#### TEXTO FORNECIDO
Convocado para a Força Expedicionária Brasileira (FEB) e comissionado Capitão, foi designado comandante da 2ª Companhia do I Batalhão do 6º Regimento de Infantaria, com sede na cidade de Caçapava(SP). Transportado para a Itália a bordo do navio americano General Mann, como integrante do 1º Escalão de Embarque, foi um dos mais de 5 mil febianos a primeiro pisar em solo europeu, em 16 de julho de 1944.

Concluído o necessário e fundamental período de adestramento final na Itália, o Destacamento FEB (Dst FEB)1, sob o comando do General de Brigada Zenóbio da Costa, enfim recebeu sua primeira missão de combate. Integrando o IV Corpo de Exército, um dos grandes comandos operacionais do V Exército de Campanha, a tropa brasileira iniciou, em 15 de setembro, suas atividades de combate, com o objetivo principal de conquistar o Monte Prana, em uma 1ª Fase de Operações na Bacia do Serchio (figura 1).


 

Com 1220 m de altitude, o Monte Prana dominava toda a região. Do ponto de vista tático e operacional, sua posse asseguraria a continuação do movimento na direção geral do norte, em razão do controle das estradas e localidades que conectavam o litoral oeste (Viareggio, no mar da Ligúria) à porção centro-norte da península (Bolonha, Módena e Parma), possibilitando o efetivo reposicionamento de tropas e a manutenção do adequado fluxo logístico. Sob o enfoque estratégico, a conquista de um ponto de penetração da Linha Gótica somaria esforços ao propósito aliado de rompê-la, comprometendo a sustentação das operações defensivas do Eixo na Itália.

Para a conquista do Monte Prana, o controle prévio da localidade de Camaiore era essencial. Importante nó rodoviário, sua manutenção traria melhores condições de segurança à tropa brasileira, assegurando o bloqueio de eventuais rotas de contra-ataque inimigo por oeste ou noroeste, ao mesmo tempo que garantiria aos febianos uma excelente base de partida para a organização do ataque final ao Monte Prana (figura 2).

#### ITENS LISTADOS
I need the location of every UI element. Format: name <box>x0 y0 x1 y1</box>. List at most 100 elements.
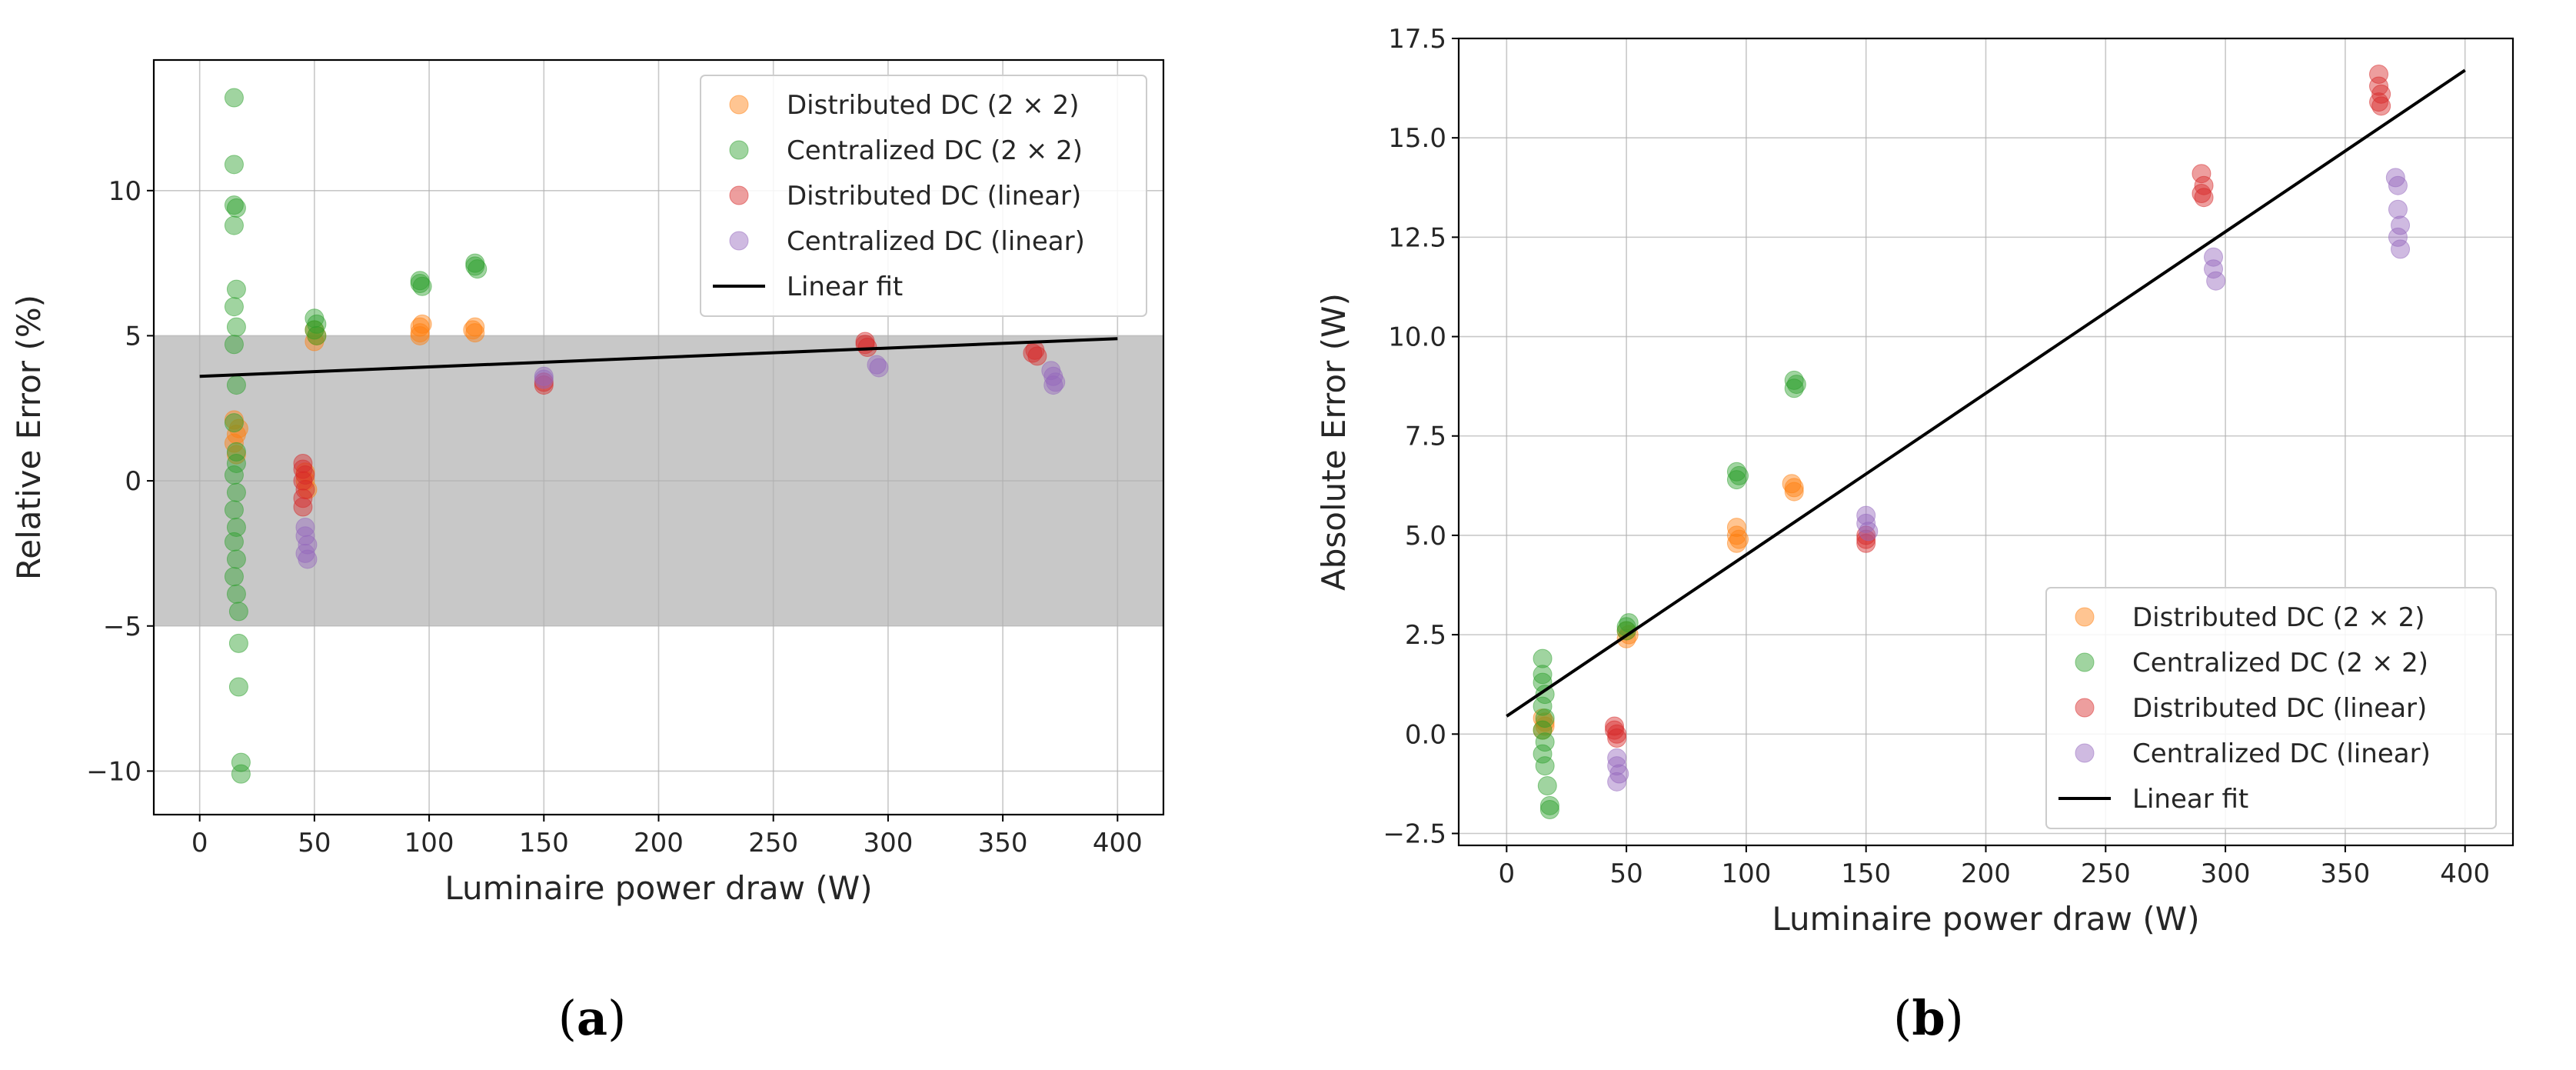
panel-a-point-distributed-2x2 <box>463 320 483 340</box>
panel-b-point-centralized-linear <box>2391 215 2411 235</box>
panel-a-point-centralized-2x2 <box>226 375 246 395</box>
panel-b-point-centralized-linear <box>2388 175 2408 195</box>
panel-b-y-tick-label: 17.5 <box>1388 24 1446 55</box>
panel-b-y-tick-label: 0.0 <box>1405 719 1446 750</box>
panel-a-legend-label: Linear fit <box>787 272 903 302</box>
panel-b-y-tick-label: 5.0 <box>1405 521 1446 552</box>
panel-a-x-tick-label: 350 <box>978 828 1028 858</box>
panel-a-label: (a) <box>558 990 627 1046</box>
panel-a-point-distributed-linear <box>293 488 313 508</box>
panel-a-point-centralized-2x2 <box>226 442 246 462</box>
panel-a-point-centralized-linear <box>298 549 318 569</box>
panel-b-point-distributed-linear <box>2371 96 2391 116</box>
panel-b-point-centralized-2x2 <box>1535 732 1555 752</box>
panel-a-point-centralized-2x2 <box>224 88 244 108</box>
panel-b-point-centralized-2x2 <box>1533 720 1553 740</box>
panel-a-chart: 0 50 100 150 200 250 300 350 400 −10 −5 0 5 10 Luminai… <box>10 58 1165 907</box>
panel-a-point-distributed-2x2 <box>465 323 485 343</box>
panel-b-point-centralized-linear <box>2388 227 2408 247</box>
panel-b-x-tick-label: 150 <box>1841 858 1891 889</box>
panel-a-x-tick-label: 150 <box>519 828 569 858</box>
panel-a-point-centralized-2x2 <box>307 325 327 345</box>
panel-b-point-centralized-2x2 <box>1535 756 1555 776</box>
panel-b-x-tick-label: 50 <box>1609 858 1642 889</box>
panel-a-point-centralized-2x2 <box>465 256 485 276</box>
panel-b-y-tick-label: 2.5 <box>1405 620 1446 651</box>
panel-b-legend-marker <box>2075 607 2095 627</box>
panel-a-x-tick-label: 300 <box>863 828 913 858</box>
panel-b-point-distributed-linear <box>1856 529 1876 549</box>
panel-a-point-centralized-2x2 <box>224 532 244 552</box>
panel-a-y-axis-label: Relative Error (%) <box>10 295 48 580</box>
panel-b-point-centralized-linear <box>2204 247 2224 267</box>
panel-a-point-distributed-2x2 <box>224 410 244 430</box>
panel-b-x-tick-label: 250 <box>2081 858 2131 889</box>
panel-b-point-distributed-linear <box>2194 188 2214 208</box>
panel-b-point-distributed-2x2 <box>1535 712 1555 732</box>
panel-b-point-centralized-2x2 <box>1539 799 1559 819</box>
panel-a-point-centralized-2x2 <box>224 215 244 235</box>
panel-b-point-centralized-linear <box>1856 513 1876 533</box>
panel-a-point-centralized-2x2 <box>224 567 244 587</box>
panel-a-x-tick-label: 100 <box>404 828 454 858</box>
panel-a-fit-line <box>199 337 1118 378</box>
panel-b-point-centralized-linear <box>1607 772 1627 792</box>
panel-b-label: (b) <box>1893 990 1964 1046</box>
panel-b-point-distributed-linear <box>1605 716 1625 736</box>
panel-a-point-centralized-2x2 <box>226 198 246 218</box>
panel-b-point-distributed-linear <box>2194 175 2214 195</box>
panel-b-plot-frame <box>1457 37 2514 847</box>
panel-b-point-centralized-linear <box>1856 505 1876 525</box>
panel-a-point-centralized-linear <box>534 369 554 389</box>
panel-b-x-axis-label: Luminaire power draw (W) <box>1772 900 2199 938</box>
panel-a-x-axis-label: Luminaire power draw (W) <box>444 869 872 907</box>
panel-a-legend-marker <box>729 231 749 251</box>
panel-a-point-centralized-2x2 <box>412 276 432 296</box>
panel-a-legend-label: Distributed DC (2 × 2) <box>787 90 1080 121</box>
panel-a-point-distributed-linear <box>293 497 313 517</box>
panel-a-point-distributed-linear <box>534 372 554 392</box>
panel-a-point-distributed-linear <box>293 453 313 473</box>
panel-b-point-centralized-linear <box>2204 259 2224 279</box>
panel-a-legend-label: Centralized DC (linear) <box>787 226 1085 257</box>
panel-b-point-distributed-linear <box>2192 164 2212 184</box>
panel-a-point-centralized-linear <box>867 355 887 375</box>
panel-b-point-centralized-2x2 <box>1533 696 1553 716</box>
panel-b-legend-marker <box>2075 652 2095 672</box>
panel-a-point-centralized-2x2 <box>468 259 488 279</box>
panel-a-point-centralized-linear <box>869 358 889 378</box>
panel-a-point-centralized-2x2 <box>226 453 246 473</box>
panel-a-point-centralized-2x2 <box>231 752 251 772</box>
panel-a-x-tick-label: 400 <box>1093 828 1143 858</box>
panel-b-y-axis-label: Absolute Error (W) <box>1315 293 1353 591</box>
panel-a-point-distributed-linear <box>534 375 554 395</box>
panel-a-point-centralized-2x2 <box>224 195 244 215</box>
panel-a-point-centralized-2x2 <box>224 297 244 317</box>
panel-a-x-tick-label: 200 <box>634 828 684 858</box>
panel-b-point-centralized-linear <box>1609 764 1629 784</box>
panel-a-x-tick-label: 0 <box>191 828 208 858</box>
panel-a-point-centralized-linear <box>1043 375 1063 395</box>
panel-b-legend-label: Distributed DC (2 × 2) <box>2132 602 2425 633</box>
panel-b-legend-label: Linear fit <box>2132 784 2248 815</box>
panel-a-point-centralized-2x2 <box>410 274 430 294</box>
panel-b-legend-marker <box>2075 698 2095 718</box>
panel-b-point-centralized-2x2 <box>1533 648 1553 668</box>
panel-b-point-centralized-linear <box>2385 168 2405 188</box>
panel-a-y-tick-label: 10 <box>108 176 141 207</box>
panel-a-legend-box <box>700 75 1147 317</box>
panel-b-legend-marker <box>2075 743 2095 763</box>
panel-a-legend-marker <box>729 140 749 160</box>
panel-a-point-centralized-2x2 <box>228 633 248 653</box>
panel-b-y-tick-label: 10.0 <box>1388 322 1446 353</box>
panel-a-point-centralized-linear <box>534 366 554 386</box>
panel-b-point-distributed-linear <box>2369 76 2389 96</box>
panel-b-y-tick-label: 15.0 <box>1388 123 1446 154</box>
panel-a-y-tick-label: −5 <box>103 612 141 642</box>
panel-a-point-distributed-2x2 <box>465 317 485 337</box>
panel-b-point-centralized-2x2 <box>1537 775 1557 795</box>
panel-a-point-centralized-2x2 <box>226 317 246 337</box>
panel-b-point-centralized-linear <box>2391 239 2411 259</box>
panel-b-point-centralized-2x2 <box>1533 665 1553 685</box>
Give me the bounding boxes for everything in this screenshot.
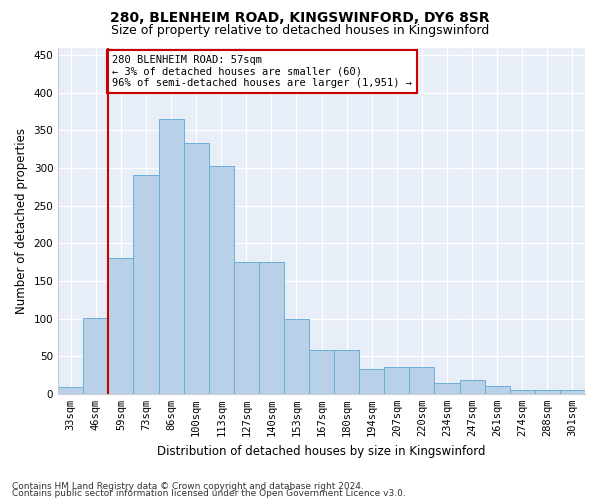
- Bar: [209, 166, 234, 394]
- Text: Contains HM Land Registry data © Crown copyright and database right 2024.: Contains HM Land Registry data © Crown c…: [12, 482, 364, 491]
- Bar: [485, 386, 510, 394]
- Bar: [158, 119, 184, 394]
- Bar: [409, 368, 434, 394]
- Bar: [434, 382, 460, 394]
- Y-axis label: Number of detached properties: Number of detached properties: [15, 128, 28, 314]
- Bar: [460, 380, 485, 394]
- Bar: [83, 318, 109, 394]
- Bar: [359, 369, 385, 394]
- Text: Size of property relative to detached houses in Kingswinford: Size of property relative to detached ho…: [111, 24, 489, 37]
- Bar: [184, 143, 209, 394]
- Bar: [133, 176, 158, 394]
- Bar: [309, 350, 334, 394]
- Text: Contains public sector information licensed under the Open Government Licence v3: Contains public sector information licen…: [12, 489, 406, 498]
- Bar: [535, 390, 560, 394]
- Bar: [334, 350, 359, 394]
- Text: 280, BLENHEIM ROAD, KINGSWINFORD, DY6 8SR: 280, BLENHEIM ROAD, KINGSWINFORD, DY6 8S…: [110, 11, 490, 25]
- Bar: [58, 387, 83, 394]
- Bar: [385, 368, 409, 394]
- X-axis label: Distribution of detached houses by size in Kingswinford: Distribution of detached houses by size …: [157, 444, 486, 458]
- Bar: [109, 258, 133, 394]
- Bar: [510, 390, 535, 394]
- Text: 280 BLENHEIM ROAD: 57sqm
← 3% of detached houses are smaller (60)
96% of semi-de: 280 BLENHEIM ROAD: 57sqm ← 3% of detache…: [112, 55, 412, 88]
- Bar: [284, 320, 309, 394]
- Bar: [259, 262, 284, 394]
- Bar: [234, 262, 259, 394]
- Bar: [560, 390, 585, 394]
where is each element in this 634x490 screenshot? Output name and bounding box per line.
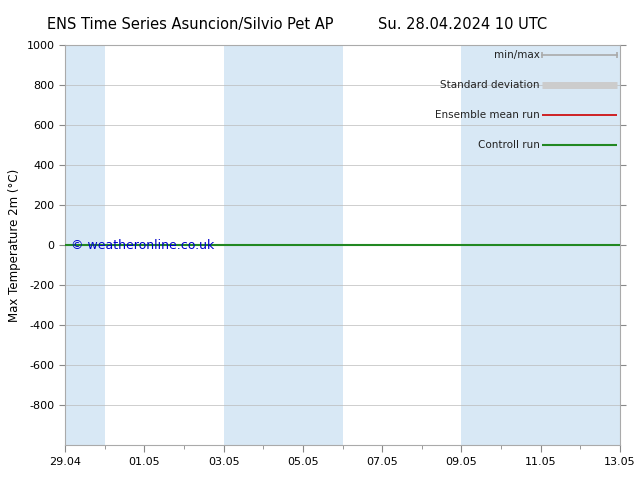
Text: min/max: min/max [494, 50, 540, 60]
Bar [462, 45, 541, 445]
Text: © weatheronline.co.uk: © weatheronline.co.uk [70, 239, 214, 251]
Text: Controll run: Controll run [477, 140, 540, 150]
Bar [541, 45, 620, 445]
Y-axis label: Max Temperature 2m (°C): Max Temperature 2m (°C) [8, 169, 21, 321]
Bar [224, 45, 303, 445]
Text: Ensemble mean run: Ensemble mean run [435, 110, 540, 120]
Bar [65, 45, 105, 445]
Text: Standard deviation: Standard deviation [440, 80, 540, 90]
Text: Su. 28.04.2024 10 UTC: Su. 28.04.2024 10 UTC [378, 17, 547, 32]
Text: ENS Time Series Asuncion/Silvio Pet AP: ENS Time Series Asuncion/Silvio Pet AP [47, 17, 333, 32]
Bar [303, 45, 342, 445]
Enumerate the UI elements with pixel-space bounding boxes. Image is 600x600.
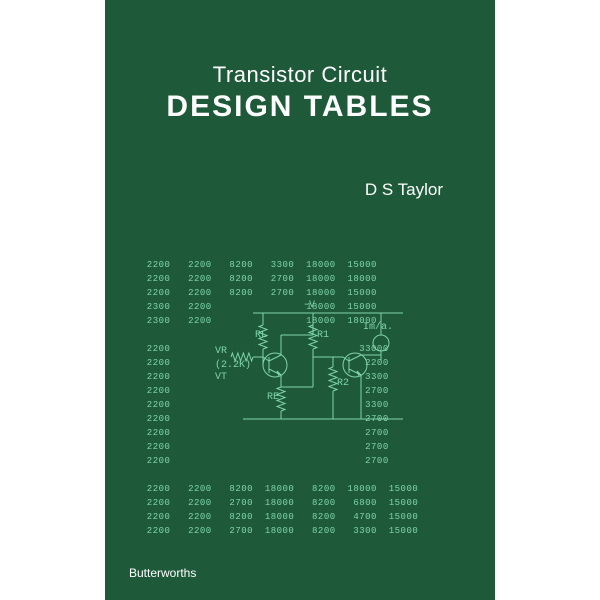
publisher: Butterworths [129, 566, 196, 580]
title-line-1: Transistor Circuit [105, 62, 495, 88]
svg-text:Im/a.: Im/a. [363, 321, 393, 333]
svg-text:RE: RE [267, 392, 279, 403]
svg-text:R2: R2 [337, 378, 349, 389]
author-name: D S Taylor [365, 180, 443, 200]
svg-text:VT: VT [215, 372, 227, 383]
svg-text:-V: -V [303, 300, 315, 311]
svg-text:VR: VR [215, 346, 227, 357]
svg-text:R1: R1 [317, 330, 329, 341]
book-cover: Transistor Circuit DESIGN TABLES D S Tay… [105, 0, 495, 600]
circuit-diagram: -VRLR1Im/a.VR(2.2K)VTRER2 [213, 295, 413, 425]
title-line-2: DESIGN TABLES [105, 90, 495, 124]
svg-text:(2.2K): (2.2K) [215, 359, 251, 371]
title-block: Transistor Circuit DESIGN TABLES [105, 62, 495, 124]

#### OBJETIVOS
1 - Segundo o texto sobre a FEB na Itália, qual era a altitude do Monte Prana?
2 - Indique se cada afirmação está de acordo com o texto sobre a FEB na Itália, respondendo sim ou não e citando o trecho decisivo.
(a) O Destacamento FEB estava sob o comando do General de Brigada Zenóbio da Costa.
(b) A tropa brasileira iniciou suas atividades de combate em 16 de julho de 1944.
(c) O controle de Camaiore era dispensável para a conquista do Monte Prana.
3 - Prossiga com o texto sobre a FEB na Itália a partir da última frase apresentada.

#### RESPOSTAS POR TAREFA
1 - 1220 m.

2 -
(a) Sim: "sob o comando do General de Brigada Zenóbio da Costa".
(b) Não: "iniciou, em 15 de setembro, suas atividades de combate".
(c) Não: "o controle prévio da localidade de Camaiore era essencial".

3 -
Para a conquista de Camaiore, foi organizada uma Força-Tarefa valor subunidade (FTSU)2 e escolhido o Capitão Ernani Ayrosa para comandá-la, em razão de suas elevadas qualidades e capacidades profissionais. Tendo como base de partida a localidade de Luciano, a marcha para o combate deu início às 0830h de 18 de setembro de 1944. Engenheiros e elementos de reconhecimento, liderando o movimento da Força-Tarefa, se encarregaram de repetidas vezes prover a abertura de brechas no itinerário, vencendo diferentes obstáculos colocados pelos alemães e proporcionando o ininterrupto avanço da tropa. Para tal, contaram, inclusive, com o apoio de um tanque americano equipado com lâmina (bulldozer), que auxiliou tanto a terraplanagem dos locais de passagem como a retirada de minas e escombros.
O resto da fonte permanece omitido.